### WHAT YOU WILL DO:
Return a copy of each line that holds the string "Editor".

Stored entries:

○ ○ ○

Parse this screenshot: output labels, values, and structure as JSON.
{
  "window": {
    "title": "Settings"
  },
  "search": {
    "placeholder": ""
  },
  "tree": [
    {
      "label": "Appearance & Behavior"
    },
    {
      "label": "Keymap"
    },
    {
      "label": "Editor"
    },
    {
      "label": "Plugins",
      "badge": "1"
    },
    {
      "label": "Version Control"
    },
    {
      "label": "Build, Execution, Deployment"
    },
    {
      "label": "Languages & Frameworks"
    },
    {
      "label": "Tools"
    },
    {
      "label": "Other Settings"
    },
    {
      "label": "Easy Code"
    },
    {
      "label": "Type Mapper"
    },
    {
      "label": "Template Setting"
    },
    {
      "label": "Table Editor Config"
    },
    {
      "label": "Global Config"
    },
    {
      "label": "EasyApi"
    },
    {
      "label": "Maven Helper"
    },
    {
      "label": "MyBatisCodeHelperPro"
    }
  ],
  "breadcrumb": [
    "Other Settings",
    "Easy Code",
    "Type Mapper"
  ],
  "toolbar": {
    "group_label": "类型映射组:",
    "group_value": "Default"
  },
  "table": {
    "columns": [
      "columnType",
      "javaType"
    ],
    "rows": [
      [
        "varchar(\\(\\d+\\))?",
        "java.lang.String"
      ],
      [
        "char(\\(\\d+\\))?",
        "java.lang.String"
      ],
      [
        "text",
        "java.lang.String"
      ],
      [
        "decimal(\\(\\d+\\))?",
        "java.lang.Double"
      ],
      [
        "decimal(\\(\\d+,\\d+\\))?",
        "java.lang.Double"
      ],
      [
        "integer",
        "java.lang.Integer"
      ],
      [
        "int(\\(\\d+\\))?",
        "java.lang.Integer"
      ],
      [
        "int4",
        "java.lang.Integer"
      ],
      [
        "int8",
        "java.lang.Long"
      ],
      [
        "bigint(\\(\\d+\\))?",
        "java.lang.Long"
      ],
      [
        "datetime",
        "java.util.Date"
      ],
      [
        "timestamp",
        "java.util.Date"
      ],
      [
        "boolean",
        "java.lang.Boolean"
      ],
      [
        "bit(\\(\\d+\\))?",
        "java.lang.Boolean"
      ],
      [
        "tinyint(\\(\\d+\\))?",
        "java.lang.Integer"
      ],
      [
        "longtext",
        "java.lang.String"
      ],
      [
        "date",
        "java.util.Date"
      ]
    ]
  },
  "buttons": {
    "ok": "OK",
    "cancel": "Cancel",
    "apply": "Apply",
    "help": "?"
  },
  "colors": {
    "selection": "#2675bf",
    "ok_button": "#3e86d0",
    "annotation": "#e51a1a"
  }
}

○ ○ ○

### THE OUTPUT:
      "label": "Editor"
      "label": "Table Editor Config"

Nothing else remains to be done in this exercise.